__Dataset entries__:
------------------------

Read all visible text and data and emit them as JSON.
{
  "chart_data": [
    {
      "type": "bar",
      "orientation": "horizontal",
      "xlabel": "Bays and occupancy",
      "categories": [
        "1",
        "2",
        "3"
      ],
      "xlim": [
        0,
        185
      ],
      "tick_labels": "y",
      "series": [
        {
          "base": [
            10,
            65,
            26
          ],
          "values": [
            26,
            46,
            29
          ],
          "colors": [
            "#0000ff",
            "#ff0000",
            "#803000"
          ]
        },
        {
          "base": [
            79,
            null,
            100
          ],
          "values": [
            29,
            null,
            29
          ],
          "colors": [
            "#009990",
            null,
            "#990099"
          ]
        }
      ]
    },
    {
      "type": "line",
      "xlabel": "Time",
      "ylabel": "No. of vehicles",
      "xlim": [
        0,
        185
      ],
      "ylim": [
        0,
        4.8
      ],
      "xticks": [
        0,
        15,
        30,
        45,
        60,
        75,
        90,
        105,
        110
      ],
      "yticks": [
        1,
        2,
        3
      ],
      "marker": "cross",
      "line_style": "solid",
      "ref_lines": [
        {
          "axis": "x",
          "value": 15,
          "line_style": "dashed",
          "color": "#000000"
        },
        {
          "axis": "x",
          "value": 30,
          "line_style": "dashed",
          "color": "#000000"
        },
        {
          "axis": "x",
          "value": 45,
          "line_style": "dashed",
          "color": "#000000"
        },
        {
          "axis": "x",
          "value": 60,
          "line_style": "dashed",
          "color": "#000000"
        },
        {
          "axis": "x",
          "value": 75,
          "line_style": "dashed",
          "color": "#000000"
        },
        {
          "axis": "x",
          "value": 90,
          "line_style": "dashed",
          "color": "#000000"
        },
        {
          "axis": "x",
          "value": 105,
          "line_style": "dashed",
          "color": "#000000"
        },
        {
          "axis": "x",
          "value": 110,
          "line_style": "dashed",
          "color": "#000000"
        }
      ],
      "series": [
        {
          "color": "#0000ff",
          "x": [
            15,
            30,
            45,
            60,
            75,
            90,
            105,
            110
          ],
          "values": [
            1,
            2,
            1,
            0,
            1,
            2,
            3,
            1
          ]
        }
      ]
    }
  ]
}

------------------------

__What you have to do__:
Please reproduce each record precisely as written.

__The solution__:
Read all visible text and data and emit them as JSON.
{
  "chart_data": [
    {
      "type": "bar",
      "orientation": "horizontal",
      "xlabel": "Bays and occupancy",
      "categories": [
        "1",
        "2",
        "3"
      ],
      "xlim": [
        0,
        185
      ],
      "tick_labels": "y",
      "series": [
        {
          "base": [
            10,
            65,
            26
          ],
          "values": [
            26,
            46,
            29
          ],
          "colors": [
            "#0000ff",
            "#ff0000",
            "#803000"
          ]
        },
        {
          "base": [
            79,
            null,
            100
          ],
          "values": [
            29,
            null,
            29
          ],
          "colors": [
            "#009990",
            null,
            "#990099"
          ]
        }
      ]
    },
    {
      "type": "line",
      "xlabel": "Time",
      "ylabel": "No. of vehicles",
      "xlim": [
        0,
        185
      ],
      "ylim": [
        0,
        4.8
      ],
      "xticks": [
        0,
        15,
        30,
        45,
        60,
        75,
        90,
        105,
        110
      ],
      "yticks": [
        1,
        2,
        3
      ],
      "marker": "cross",
      "line_style": "solid",
      "ref_lines": [
        {
          "axis": "x",
          "value": 15,
          "line_style": "dashed",
          "color": "#000000"
        },
        {
          "axis": "x",
          "value": 30,
          "line_style": "dashed",
          "color": "#000000"
        },
        {
          "axis": "x",
          "value": 45,
          "line_style": "dashed",
          "color": "#000000"
        },
        {
          "axis": "x",
          "value": 60,
          "line_style": "dashed",
          "color": "#000000"
        },
        {
          "axis": "x",
          "value": 75,
          "line_style": "dashed",
          "color": "#000000"
        },
        {
          "axis": "x",
          "value": 90,
          "line_style": "dashed",
          "color": "#000000"
        },
        {
          "axis": "x",
          "value": 105,
          "line_style": "dashed",
          "color": "#000000"
        },
        {
          "axis": "x",
          "value": 110,
          "line_style": "dashed",
          "color": "#000000"
        }
      ],
      "series": [
        {
          "color": "#0000ff",
          "x": [
            15,
            30,
            45,
            60,
            75,
            90,
            105,
            110
          ],
          "values": [
            1,
            2,
            1,
            0,
            1,
            2,
            3,
            1
          ]
        }
      ]
    }
  ]
}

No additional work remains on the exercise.